** START RECORDS **
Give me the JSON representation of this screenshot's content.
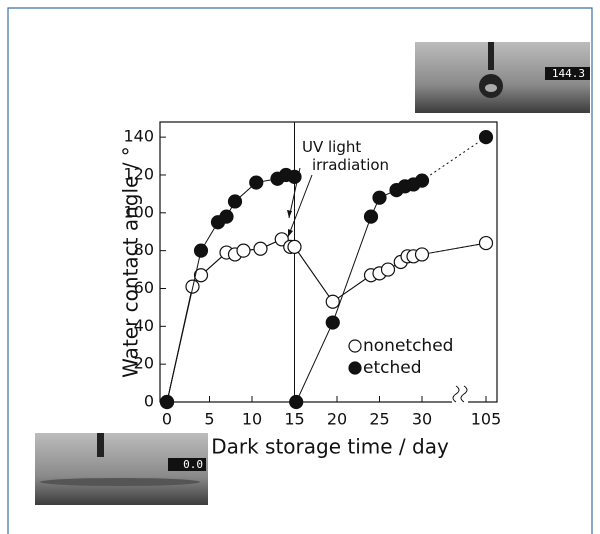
{
  "chart_data": {
    "type": "scatter",
    "x_label": "Dark storage time / day",
    "y_label": "Water contact angle / °",
    "annotation": "UV light irradiation",
    "insets": [
      "144.3",
      "0.0"
    ],
    "xlim": [
      0,
      105
    ],
    "xticks": [
      0,
      5,
      10,
      15,
      20,
      25,
      30,
      105
    ],
    "ylim": [
      0,
      148
    ],
    "yticks": [
      0,
      20,
      40,
      60,
      80,
      100,
      120,
      140
    ],
    "series": [
      {
        "name": "nonetched",
        "color": "#ffffff",
        "x": [
          0,
          3,
          4,
          7,
          8,
          9,
          11,
          13.5,
          14.5,
          15,
          19.5,
          24,
          25,
          26,
          27.5,
          28.3,
          29,
          30,
          105
        ],
        "values": [
          0,
          61,
          67,
          79,
          78,
          80,
          81,
          86,
          82,
          82,
          53,
          67,
          68,
          70,
          74,
          77,
          77,
          78,
          84
        ]
      },
      {
        "name": "etched",
        "color": "#111111",
        "x": [
          0,
          4,
          6,
          7,
          8,
          10.5,
          13,
          14,
          15,
          15.2,
          19.5,
          24,
          25,
          27,
          28,
          29,
          30,
          105
        ],
        "values": [
          0,
          80,
          95,
          98,
          106,
          116,
          118,
          120,
          119,
          0,
          42,
          98,
          108,
          112,
          114,
          115,
          117,
          140
        ]
      }
    ]
  }
}
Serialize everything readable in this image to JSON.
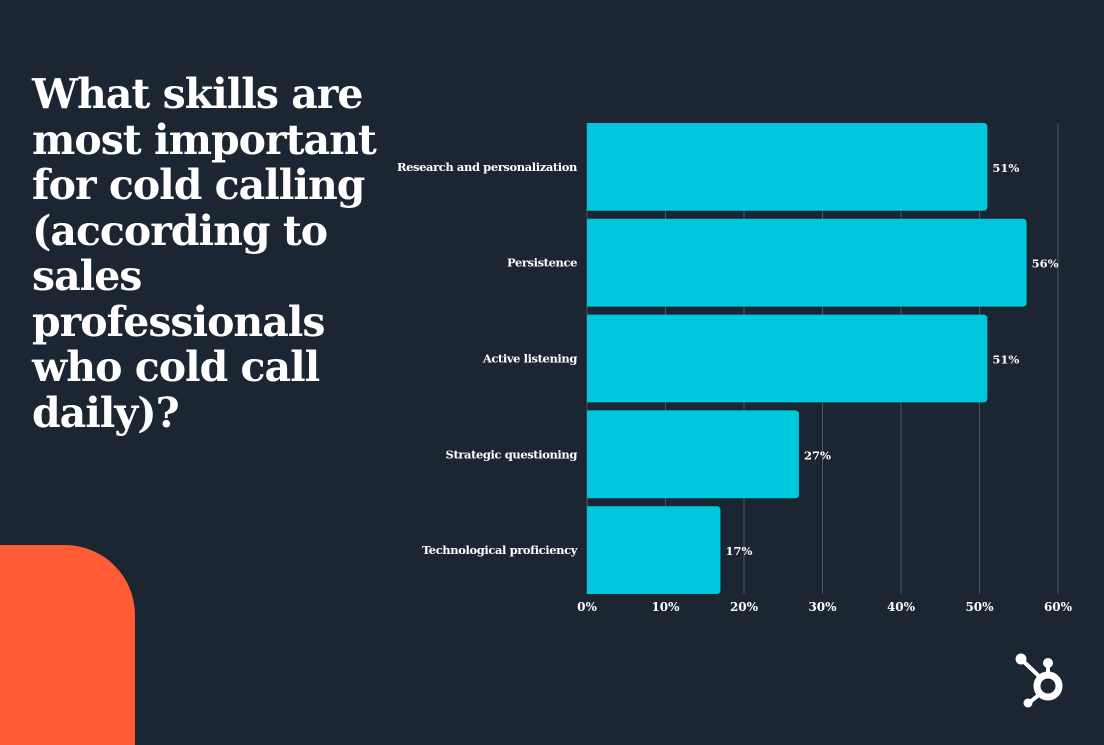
{
  "title": "What skills are most important for cold calling (according to sales professionals who cold call daily)?",
  "colors": {
    "background": "#1c2632",
    "bar": "#00c8dc",
    "accent": "#ff5c35",
    "text": "#ffffff",
    "grid": "#4a5560"
  },
  "logo": "hubspot-sprocket-icon",
  "chart_data": {
    "type": "bar",
    "orientation": "horizontal",
    "title": "What skills are most important for cold calling (according to sales professionals who cold call daily)?",
    "categories": [
      "Research and personalization",
      "Persistence",
      "Active listening",
      "Strategic questioning",
      "Technological proficiency"
    ],
    "values": [
      51,
      56,
      51,
      27,
      17
    ],
    "data_labels": [
      "51%",
      "56%",
      "51%",
      "27%",
      "17%"
    ],
    "xlim": [
      0,
      60
    ],
    "xticks": [
      0,
      10,
      20,
      30,
      40,
      50,
      60
    ],
    "xtick_labels": [
      "0%",
      "10%",
      "20%",
      "30%",
      "40%",
      "50%",
      "60%"
    ],
    "xlabel": "",
    "ylabel": "",
    "grid": "vertical"
  }
}
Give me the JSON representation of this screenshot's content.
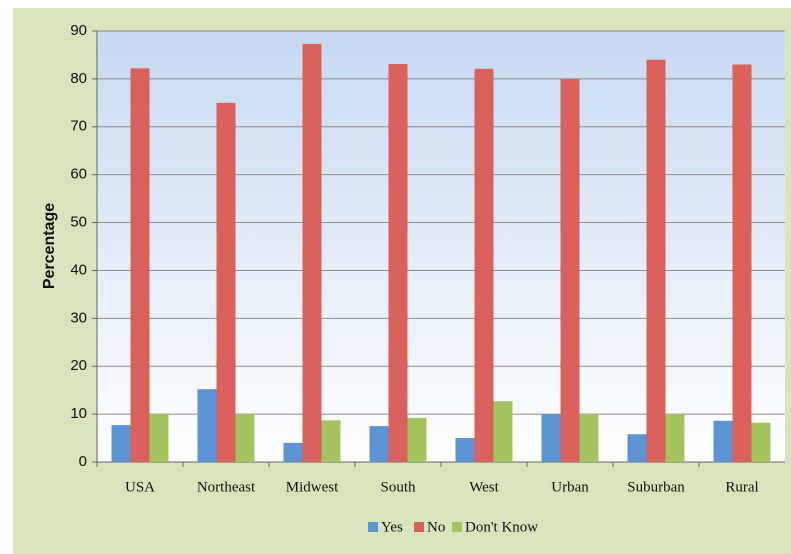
{
  "chart_data": {
    "type": "bar",
    "ylabel": "Percentage",
    "categories": [
      "USA",
      "Northeast",
      "Midwest",
      "South",
      "West",
      "Urban",
      "Suburban",
      "Rural"
    ],
    "series": [
      {
        "name": "Yes",
        "color": "#5b93d3",
        "values": [
          7.7,
          15.2,
          4,
          7.5,
          5,
          10,
          5.8,
          8.6
        ]
      },
      {
        "name": "No",
        "color": "#d9605b",
        "values": [
          82.2,
          75,
          87.3,
          83.1,
          82.1,
          80,
          84,
          83
        ]
      },
      {
        "name": "Don't Know",
        "color": "#a3c35f",
        "values": [
          10,
          10,
          8.7,
          9.2,
          12.7,
          10,
          10,
          8.2
        ]
      }
    ],
    "ylim": [
      0,
      90
    ],
    "yticks": [
      0,
      10,
      20,
      30,
      40,
      50,
      60,
      70,
      80,
      90
    ],
    "grid": true,
    "legend": "bottom"
  }
}
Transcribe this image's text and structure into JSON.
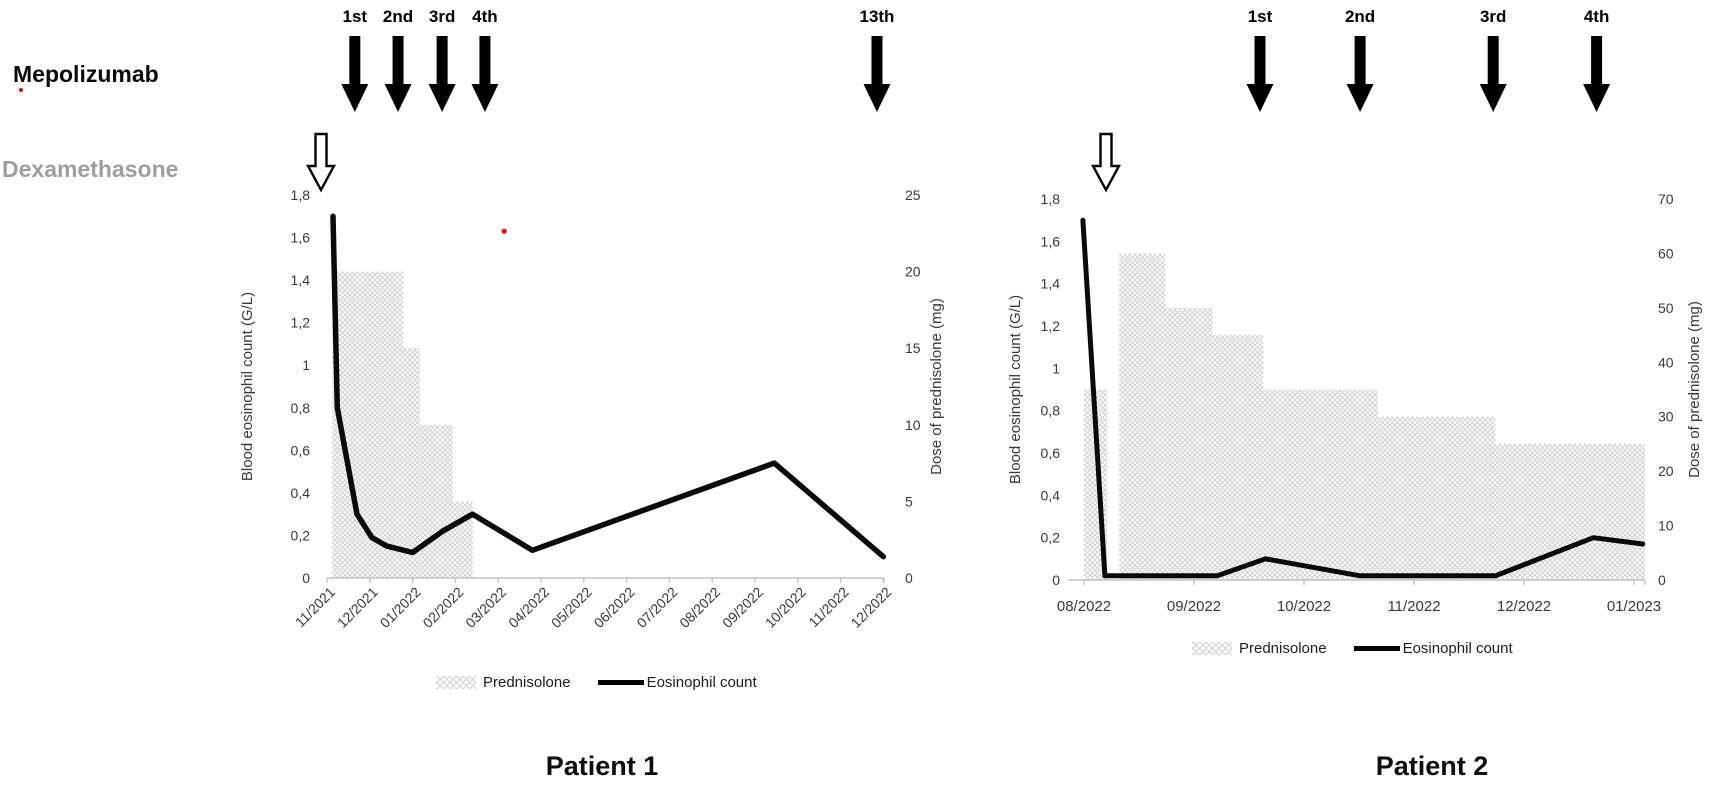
{
  "header": {
    "mepolizumab_label": "Mepolizumab",
    "dexamethasone_label": "Dexamethasone"
  },
  "colors": {
    "line_black": "#0a0a0a",
    "axis_gray": "#c2c2c2",
    "tick_text": "#3a3a3a",
    "pattern_gray": "#d2d2d2",
    "dexamethasone_gray": "#9e9e9e",
    "annotation_red": "#ff0000"
  },
  "chart_data": [
    {
      "id": "patient1",
      "type": "line+stepped-area",
      "caption": "Patient 1",
      "x_axis": {
        "labels": [
          "11/2021",
          "12/2021",
          "01/2022",
          "02/2022",
          "03/2022",
          "04/2022",
          "05/2022",
          "06/2022",
          "07/2022",
          "08/2022",
          "09/2022",
          "10/2022",
          "11/2022",
          "12/2022"
        ],
        "rotated": true
      },
      "left_axis": {
        "title": "Blood eosinophil count (G/L)",
        "min": 0,
        "max": 1.8,
        "step": 0.2,
        "tick_labels": [
          "0",
          "0,2",
          "0,4",
          "0,6",
          "0,8",
          "1",
          "1,2",
          "1,4",
          "1,6",
          "1,8"
        ]
      },
      "right_axis": {
        "title": "Dose of prednisolone (mg)",
        "min": 0,
        "max": 25,
        "step": 5,
        "tick_labels": [
          "0",
          "5",
          "10",
          "15",
          "20",
          "25"
        ]
      },
      "legend": {
        "prednisolone": "Prednisolone",
        "eosinophil": "Eosinophil count"
      },
      "mepolizumab_injections": [
        {
          "label": "1st",
          "month": 0.65
        },
        {
          "label": "2nd",
          "month": 1.66
        },
        {
          "label": "3rd",
          "month": 2.69
        },
        {
          "label": "4th",
          "month": 3.69
        },
        {
          "label": "13th",
          "month": 12.85
        }
      ],
      "dexamethasone_injection": {
        "month": -0.14
      },
      "series": [
        {
          "name": "Prednisolone",
          "kind": "stepped_area",
          "axis": "right",
          "unit": "mg",
          "steps": [
            {
              "from": 0.12,
              "to": 1.78,
              "mg": 20
            },
            {
              "from": 1.78,
              "to": 2.17,
              "mg": 15
            },
            {
              "from": 2.17,
              "to": 2.94,
              "mg": 10
            },
            {
              "from": 2.94,
              "to": 3.41,
              "mg": 5
            }
          ]
        },
        {
          "name": "Eosinophil count",
          "kind": "line",
          "axis": "left",
          "unit": "G/L",
          "points": [
            [
              0.14,
              1.7
            ],
            [
              0.24,
              0.8
            ],
            [
              0.7,
              0.3
            ],
            [
              1.05,
              0.19
            ],
            [
              1.4,
              0.15
            ],
            [
              2.0,
              0.12
            ],
            [
              2.7,
              0.22
            ],
            [
              3.4,
              0.3
            ],
            [
              4.8,
              0.13
            ],
            [
              10.45,
              0.54
            ],
            [
              13.0,
              0.1
            ]
          ]
        }
      ],
      "annotations": [
        {
          "type": "dot",
          "color": "#ff0000",
          "month": 4.14,
          "value": 1.63
        }
      ]
    },
    {
      "id": "patient2",
      "type": "line+stepped-area",
      "caption": "Patient 2",
      "x_axis": {
        "labels": [
          "08/2022",
          "09/2022",
          "10/2022",
          "11/2022",
          "12/2022",
          "01/2023"
        ],
        "rotated": false
      },
      "left_axis": {
        "title": "Blood eosinophil count (G/L)",
        "min": 0,
        "max": 1.8,
        "step": 0.2,
        "tick_labels": [
          "0",
          "0,2",
          "0,4",
          "0,6",
          "0,8",
          "1",
          "1,2",
          "1,4",
          "1,6",
          "1,8"
        ]
      },
      "right_axis": {
        "title": "Dose of prednisolone (mg)",
        "min": 0,
        "max": 70,
        "step": 10,
        "tick_labels": [
          "0",
          "10",
          "20",
          "30",
          "40",
          "50",
          "60",
          "70"
        ]
      },
      "legend": {
        "prednisolone": "Prednisolone",
        "eosinophil": "Eosinophil count"
      },
      "mepolizumab_injections": [
        {
          "label": "1st",
          "month": 1.6
        },
        {
          "label": "2nd",
          "month": 2.51
        },
        {
          "label": "3rd",
          "month": 3.72
        },
        {
          "label": "4th",
          "month": 4.66
        }
      ],
      "dexamethasone_injection": {
        "month": 0.2
      },
      "series": [
        {
          "name": "Prednisolone",
          "kind": "stepped_area",
          "axis": "right",
          "unit": "mg",
          "steps": [
            {
              "from": 0.0,
              "to": 0.21,
              "mg": 35
            },
            {
              "from": 0.32,
              "to": 0.74,
              "mg": 60
            },
            {
              "from": 0.74,
              "to": 1.17,
              "mg": 50
            },
            {
              "from": 1.17,
              "to": 1.63,
              "mg": 45
            },
            {
              "from": 1.63,
              "to": 2.67,
              "mg": 35
            },
            {
              "from": 2.67,
              "to": 3.74,
              "mg": 30
            },
            {
              "from": 3.74,
              "to": 5.1,
              "mg": 25
            }
          ]
        },
        {
          "name": "Eosinophil count",
          "kind": "line",
          "axis": "left",
          "unit": "G/L",
          "points": [
            [
              -0.01,
              1.7
            ],
            [
              0.19,
              0.02
            ],
            [
              1.21,
              0.02
            ],
            [
              1.65,
              0.1
            ],
            [
              2.51,
              0.02
            ],
            [
              3.74,
              0.02
            ],
            [
              4.63,
              0.2
            ],
            [
              5.08,
              0.17
            ]
          ]
        }
      ],
      "annotations": []
    }
  ]
}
** END RECORDS **
Whichever lines contain the string "grid", select and copy them.

• [ANSWER IN FULL]:
    "grid": "#4a5560"
    "grid": "vertical"
    "grid": true,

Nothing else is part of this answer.